▸ Your objective
Output all of the records exactly as written.

▸ Record extracts
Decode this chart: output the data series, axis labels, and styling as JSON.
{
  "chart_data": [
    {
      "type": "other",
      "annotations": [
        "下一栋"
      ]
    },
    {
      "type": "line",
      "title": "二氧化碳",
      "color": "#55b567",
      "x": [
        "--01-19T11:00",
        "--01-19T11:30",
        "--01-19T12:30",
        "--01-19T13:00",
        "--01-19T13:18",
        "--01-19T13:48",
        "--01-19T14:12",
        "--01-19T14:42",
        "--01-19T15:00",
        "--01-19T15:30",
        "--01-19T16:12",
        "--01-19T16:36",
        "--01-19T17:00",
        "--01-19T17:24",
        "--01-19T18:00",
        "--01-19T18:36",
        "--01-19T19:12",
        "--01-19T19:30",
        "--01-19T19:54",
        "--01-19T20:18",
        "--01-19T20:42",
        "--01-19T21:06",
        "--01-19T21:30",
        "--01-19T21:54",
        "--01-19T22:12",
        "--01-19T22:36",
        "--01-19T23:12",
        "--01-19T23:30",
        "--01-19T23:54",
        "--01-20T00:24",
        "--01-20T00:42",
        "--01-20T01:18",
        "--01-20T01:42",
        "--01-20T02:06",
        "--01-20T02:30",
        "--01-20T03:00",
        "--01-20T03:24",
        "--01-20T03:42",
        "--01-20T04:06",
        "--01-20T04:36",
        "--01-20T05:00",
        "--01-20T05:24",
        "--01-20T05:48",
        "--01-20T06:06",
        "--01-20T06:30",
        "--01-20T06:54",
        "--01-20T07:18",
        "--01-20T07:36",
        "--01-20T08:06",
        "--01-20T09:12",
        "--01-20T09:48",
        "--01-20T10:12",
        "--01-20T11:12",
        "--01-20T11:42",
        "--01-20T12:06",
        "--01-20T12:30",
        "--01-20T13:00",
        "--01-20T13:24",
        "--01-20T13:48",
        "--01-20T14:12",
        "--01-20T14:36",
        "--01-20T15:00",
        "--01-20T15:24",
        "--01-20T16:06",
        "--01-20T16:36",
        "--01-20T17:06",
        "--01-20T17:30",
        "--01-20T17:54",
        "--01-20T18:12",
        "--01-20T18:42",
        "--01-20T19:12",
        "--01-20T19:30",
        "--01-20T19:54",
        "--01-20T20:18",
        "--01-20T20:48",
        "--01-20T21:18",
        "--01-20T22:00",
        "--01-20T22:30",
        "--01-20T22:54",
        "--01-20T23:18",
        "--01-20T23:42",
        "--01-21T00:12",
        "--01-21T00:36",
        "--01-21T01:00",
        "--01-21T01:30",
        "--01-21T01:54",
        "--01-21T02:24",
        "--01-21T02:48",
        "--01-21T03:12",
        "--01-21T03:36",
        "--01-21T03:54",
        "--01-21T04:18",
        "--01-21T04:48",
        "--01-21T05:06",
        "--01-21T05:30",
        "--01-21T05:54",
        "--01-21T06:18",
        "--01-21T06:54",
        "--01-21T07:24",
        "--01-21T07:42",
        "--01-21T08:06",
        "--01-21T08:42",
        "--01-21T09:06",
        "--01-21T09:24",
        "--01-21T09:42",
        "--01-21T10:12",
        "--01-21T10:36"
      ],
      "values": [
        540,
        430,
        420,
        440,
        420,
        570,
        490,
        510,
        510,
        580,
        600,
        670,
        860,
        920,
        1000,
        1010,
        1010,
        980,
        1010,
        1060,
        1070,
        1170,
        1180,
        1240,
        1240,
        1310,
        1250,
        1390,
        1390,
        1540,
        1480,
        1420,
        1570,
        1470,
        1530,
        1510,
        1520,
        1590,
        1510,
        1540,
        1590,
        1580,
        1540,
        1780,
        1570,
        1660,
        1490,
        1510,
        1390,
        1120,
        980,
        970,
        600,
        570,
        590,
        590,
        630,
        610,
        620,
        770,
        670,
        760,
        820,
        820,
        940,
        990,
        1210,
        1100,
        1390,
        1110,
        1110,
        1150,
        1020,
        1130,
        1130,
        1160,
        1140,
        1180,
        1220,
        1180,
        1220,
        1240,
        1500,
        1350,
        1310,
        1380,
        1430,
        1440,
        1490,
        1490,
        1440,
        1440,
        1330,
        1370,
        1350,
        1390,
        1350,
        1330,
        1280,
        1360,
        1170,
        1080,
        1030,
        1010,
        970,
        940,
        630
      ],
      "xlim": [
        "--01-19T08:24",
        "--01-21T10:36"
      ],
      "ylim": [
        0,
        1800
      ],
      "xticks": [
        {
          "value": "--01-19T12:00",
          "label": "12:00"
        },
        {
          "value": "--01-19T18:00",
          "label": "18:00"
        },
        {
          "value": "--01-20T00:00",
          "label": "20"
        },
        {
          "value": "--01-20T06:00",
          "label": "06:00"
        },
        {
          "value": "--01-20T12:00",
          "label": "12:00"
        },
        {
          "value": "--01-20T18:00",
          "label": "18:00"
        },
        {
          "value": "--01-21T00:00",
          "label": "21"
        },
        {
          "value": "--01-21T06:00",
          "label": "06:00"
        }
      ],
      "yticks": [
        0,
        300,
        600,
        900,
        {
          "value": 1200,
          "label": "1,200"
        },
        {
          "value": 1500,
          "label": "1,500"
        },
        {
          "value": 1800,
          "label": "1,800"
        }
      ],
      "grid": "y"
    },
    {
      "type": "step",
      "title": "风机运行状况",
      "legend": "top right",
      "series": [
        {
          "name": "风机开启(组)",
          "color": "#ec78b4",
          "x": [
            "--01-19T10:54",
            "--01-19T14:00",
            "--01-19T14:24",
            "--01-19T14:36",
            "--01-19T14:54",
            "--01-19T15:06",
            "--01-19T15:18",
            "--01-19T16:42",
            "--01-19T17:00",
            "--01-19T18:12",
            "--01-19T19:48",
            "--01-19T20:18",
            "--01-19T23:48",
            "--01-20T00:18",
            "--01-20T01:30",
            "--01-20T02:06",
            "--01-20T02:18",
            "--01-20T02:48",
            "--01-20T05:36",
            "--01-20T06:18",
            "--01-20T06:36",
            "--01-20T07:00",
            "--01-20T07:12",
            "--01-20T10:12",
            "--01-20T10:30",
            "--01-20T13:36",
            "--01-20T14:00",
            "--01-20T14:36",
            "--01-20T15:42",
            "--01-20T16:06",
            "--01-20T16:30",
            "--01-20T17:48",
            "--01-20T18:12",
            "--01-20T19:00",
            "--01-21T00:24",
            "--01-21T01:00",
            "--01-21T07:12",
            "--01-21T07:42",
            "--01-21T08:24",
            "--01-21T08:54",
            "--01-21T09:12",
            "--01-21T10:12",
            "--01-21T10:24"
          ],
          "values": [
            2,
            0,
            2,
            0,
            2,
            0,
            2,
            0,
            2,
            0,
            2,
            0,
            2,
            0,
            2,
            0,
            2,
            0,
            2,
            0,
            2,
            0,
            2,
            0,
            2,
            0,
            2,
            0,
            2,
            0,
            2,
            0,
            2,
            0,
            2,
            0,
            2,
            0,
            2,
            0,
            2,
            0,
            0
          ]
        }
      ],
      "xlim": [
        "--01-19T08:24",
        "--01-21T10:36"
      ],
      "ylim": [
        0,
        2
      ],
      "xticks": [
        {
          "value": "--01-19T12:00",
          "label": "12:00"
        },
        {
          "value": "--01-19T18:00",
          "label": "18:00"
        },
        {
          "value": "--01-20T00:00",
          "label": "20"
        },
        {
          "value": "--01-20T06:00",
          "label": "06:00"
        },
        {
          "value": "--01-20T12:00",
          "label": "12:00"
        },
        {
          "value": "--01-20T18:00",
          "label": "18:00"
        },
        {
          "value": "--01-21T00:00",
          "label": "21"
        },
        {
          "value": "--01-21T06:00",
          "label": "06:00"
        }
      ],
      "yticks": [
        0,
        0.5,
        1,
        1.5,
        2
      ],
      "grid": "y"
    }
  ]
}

▸ Result of the exercise
Decode this chart: output the data series, axis labels, and styling as JSON.
{
  "chart_data": [
    {
      "type": "other",
      "annotations": [
        "下一栋"
      ]
    },
    {
      "type": "line",
      "title": "二氧化碳",
      "color": "#55b567",
      "x": [
        "--01-19T11:00",
        "--01-19T11:30",
        "--01-19T12:30",
        "--01-19T13:00",
        "--01-19T13:18",
        "--01-19T13:48",
        "--01-19T14:12",
        "--01-19T14:42",
        "--01-19T15:00",
        "--01-19T15:30",
        "--01-19T16:12",
        "--01-19T16:36",
        "--01-19T17:00",
        "--01-19T17:24",
        "--01-19T18:00",
        "--01-19T18:36",
        "--01-19T19:12",
        "--01-19T19:30",
        "--01-19T19:54",
        "--01-19T20:18",
        "--01-19T20:42",
        "--01-19T21:06",
        "--01-19T21:30",
        "--01-19T21:54",
        "--01-19T22:12",
        "--01-19T22:36",
        "--01-19T23:12",
        "--01-19T23:30",
        "--01-19T23:54",
        "--01-20T00:24",
        "--01-20T00:42",
        "--01-20T01:18",
        "--01-20T01:42",
        "--01-20T02:06",
        "--01-20T02:30",
        "--01-20T03:00",
        "--01-20T03:24",
        "--01-20T03:42",
        "--01-20T04:06",
        "--01-20T04:36",
        "--01-20T05:00",
        "--01-20T05:24",
        "--01-20T05:48",
        "--01-20T06:06",
        "--01-20T06:30",
        "--01-20T06:54",
        "--01-20T07:18",
        "--01-20T07:36",
        "--01-20T08:06",
        "--01-20T09:12",
        "--01-20T09:48",
        "--01-20T10:12",
        "--01-20T11:12",
        "--01-20T11:42",
        "--01-20T12:06",
        "--01-20T12:30",
        "--01-20T13:00",
        "--01-20T13:24",
        "--01-20T13:48",
        "--01-20T14:12",
        "--01-20T14:36",
        "--01-20T15:00",
        "--01-20T15:24",
        "--01-20T16:06",
        "--01-20T16:36",
        "--01-20T17:06",
        "--01-20T17:30",
        "--01-20T17:54",
        "--01-20T18:12",
        "--01-20T18:42",
        "--01-20T19:12",
        "--01-20T19:30",
        "--01-20T19:54",
        "--01-20T20:18",
        "--01-20T20:48",
        "--01-20T21:18",
        "--01-20T22:00",
        "--01-20T22:30",
        "--01-20T22:54",
        "--01-20T23:18",
        "--01-20T23:42",
        "--01-21T00:12",
        "--01-21T00:36",
        "--01-21T01:00",
        "--01-21T01:30",
        "--01-21T01:54",
        "--01-21T02:24",
        "--01-21T02:48",
        "--01-21T03:12",
        "--01-21T03:36",
        "--01-21T03:54",
        "--01-21T04:18",
        "--01-21T04:48",
        "--01-21T05:06",
        "--01-21T05:30",
        "--01-21T05:54",
        "--01-21T06:18",
        "--01-21T06:54",
        "--01-21T07:24",
        "--01-21T07:42",
        "--01-21T08:06",
        "--01-21T08:42",
        "--01-21T09:06",
        "--01-21T09:24",
        "--01-21T09:42",
        "--01-21T10:12",
        "--01-21T10:36"
      ],
      "values": [
        540,
        430,
        420,
        440,
        420,
        570,
        490,
        510,
        510,
        580,
        600,
        670,
        860,
        920,
        1000,
        1010,
        1010,
        980,
        1010,
        1060,
        1070,
        1170,
        1180,
        1240,
        1240,
        1310,
        1250,
        1390,
        1390,
        1540,
        1480,
        1420,
        1570,
        1470,
        1530,
        1510,
        1520,
        1590,
        1510,
        1540,
        1590,
        1580,
        1540,
        1780,
        1570,
        1660,
        1490,
        1510,
        1390,
        1120,
        980,
        970,
        600,
        570,
        590,
        590,
        630,
        610,
        620,
        770,
        670,
        760,
        820,
        820,
        940,
        990,
        1210,
        1100,
        1390,
        1110,
        1110,
        1150,
        1020,
        1130,
        1130,
        1160,
        1140,
        1180,
        1220,
        1180,
        1220,
        1240,
        1500,
        1350,
        1310,
        1380,
        1430,
        1440,
        1490,
        1490,
        1440,
        1440,
        1330,
        1370,
        1350,
        1390,
        1350,
        1330,
        1280,
        1360,
        1170,
        1080,
        1030,
        1010,
        970,
        940,
        630
      ],
      "xlim": [
        "--01-19T08:24",
        "--01-21T10:36"
      ],
      "ylim": [
        0,
        1800
      ],
      "xticks": [
        {
          "value": "--01-19T12:00",
          "label": "12:00"
        },
        {
          "value": "--01-19T18:00",
          "label": "18:00"
        },
        {
          "value": "--01-20T00:00",
          "label": "20"
        },
        {
          "value": "--01-20T06:00",
          "label": "06:00"
        },
        {
          "value": "--01-20T12:00",
          "label": "12:00"
        },
        {
          "value": "--01-20T18:00",
          "label": "18:00"
        },
        {
          "value": "--01-21T00:00",
          "label": "21"
        },
        {
          "value": "--01-21T06:00",
          "label": "06:00"
        }
      ],
      "yticks": [
        0,
        300,
        600,
        900,
        {
          "value": 1200,
          "label": "1,200"
        },
        {
          "value": 1500,
          "label": "1,500"
        },
        {
          "value": 1800,
          "label": "1,800"
        }
      ],
      "grid": "y"
    },
    {
      "type": "step",
      "title": "风机运行状况",
      "legend": "top right",
      "series": [
        {
          "name": "风机开启(组)",
          "color": "#ec78b4",
          "x": [
            "--01-19T10:54",
            "--01-19T14:00",
            "--01-19T14:24",
            "--01-19T14:36",
            "--01-19T14:54",
            "--01-19T15:06",
            "--01-19T15:18",
            "--01-19T16:42",
            "--01-19T17:00",
            "--01-19T18:12",
            "--01-19T19:48",
            "--01-19T20:18",
            "--01-19T23:48",
            "--01-20T00:18",
            "--01-20T01:30",
            "--01-20T02:06",
            "--01-20T02:18",
            "--01-20T02:48",
            "--01-20T05:36",
            "--01-20T06:18",
            "--01-20T06:36",
            "--01-20T07:00",
            "--01-20T07:12",
            "--01-20T10:12",
            "--01-20T10:30",
            "--01-20T13:36",
            "--01-20T14:00",
            "--01-20T14:36",
            "--01-20T15:42",
            "--01-20T16:06",
            "--01-20T16:30",
            "--01-20T17:48",
            "--01-20T18:12",
            "--01-20T19:00",
            "--01-21T00:24",
            "--01-21T01:00",
            "--01-21T07:12",
            "--01-21T07:42",
            "--01-21T08:24",
            "--01-21T08:54",
            "--01-21T09:12",
            "--01-21T10:12",
            "--01-21T10:24"
          ],
          "values": [
            2,
            0,
            2,
            0,
            2,
            0,
            2,
            0,
            2,
            0,
            2,
            0,
            2,
            0,
            2,
            0,
            2,
            0,
            2,
            0,
            2,
            0,
            2,
            0,
            2,
            0,
            2,
            0,
            2,
            0,
            2,
            0,
            2,
            0,
            2,
            0,
            2,
            0,
            2,
            0,
            2,
            0,
            0
          ]
        }
      ],
      "xlim": [
        "--01-19T08:24",
        "--01-21T10:36"
      ],
      "ylim": [
        0,
        2
      ],
      "xticks": [
        {
          "value": "--01-19T12:00",
          "label": "12:00"
        },
        {
          "value": "--01-19T18:00",
          "label": "18:00"
        },
        {
          "value": "--01-20T00:00",
          "label": "20"
        },
        {
          "value": "--01-20T06:00",
          "label": "06:00"
        },
        {
          "value": "--01-20T12:00",
          "label": "12:00"
        },
        {
          "value": "--01-20T18:00",
          "label": "18:00"
        },
        {
          "value": "--01-21T00:00",
          "label": "21"
        },
        {
          "value": "--01-21T06:00",
          "label": "06:00"
        }
      ],
      "yticks": [
        0,
        0.5,
        1,
        1.5,
        2
      ],
      "grid": "y"
    }
  ]
}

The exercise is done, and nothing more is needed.